- **REQUIREMENT**: What number of lines contain the word "Before"? Reply with the number and nothing else.

────────────────────

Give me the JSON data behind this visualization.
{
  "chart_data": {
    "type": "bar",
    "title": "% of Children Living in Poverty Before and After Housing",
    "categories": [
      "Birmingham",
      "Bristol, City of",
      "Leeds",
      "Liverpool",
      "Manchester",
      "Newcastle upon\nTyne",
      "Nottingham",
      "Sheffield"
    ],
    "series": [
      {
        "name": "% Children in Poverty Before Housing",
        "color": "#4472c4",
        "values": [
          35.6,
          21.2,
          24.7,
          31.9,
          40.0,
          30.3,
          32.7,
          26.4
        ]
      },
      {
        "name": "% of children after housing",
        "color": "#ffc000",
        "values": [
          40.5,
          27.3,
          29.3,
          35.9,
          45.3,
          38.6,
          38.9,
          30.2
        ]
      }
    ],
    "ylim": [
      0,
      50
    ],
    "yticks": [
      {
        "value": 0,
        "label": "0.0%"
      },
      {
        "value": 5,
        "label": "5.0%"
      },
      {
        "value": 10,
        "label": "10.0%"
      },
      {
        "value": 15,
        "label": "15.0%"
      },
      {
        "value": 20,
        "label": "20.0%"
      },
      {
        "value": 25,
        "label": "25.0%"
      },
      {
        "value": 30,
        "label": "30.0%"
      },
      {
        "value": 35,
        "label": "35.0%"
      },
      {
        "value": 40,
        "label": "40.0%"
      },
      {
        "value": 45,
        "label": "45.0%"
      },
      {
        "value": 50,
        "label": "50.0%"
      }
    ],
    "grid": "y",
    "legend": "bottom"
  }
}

────────────────────

- **SOLVED EXERCISE**: 2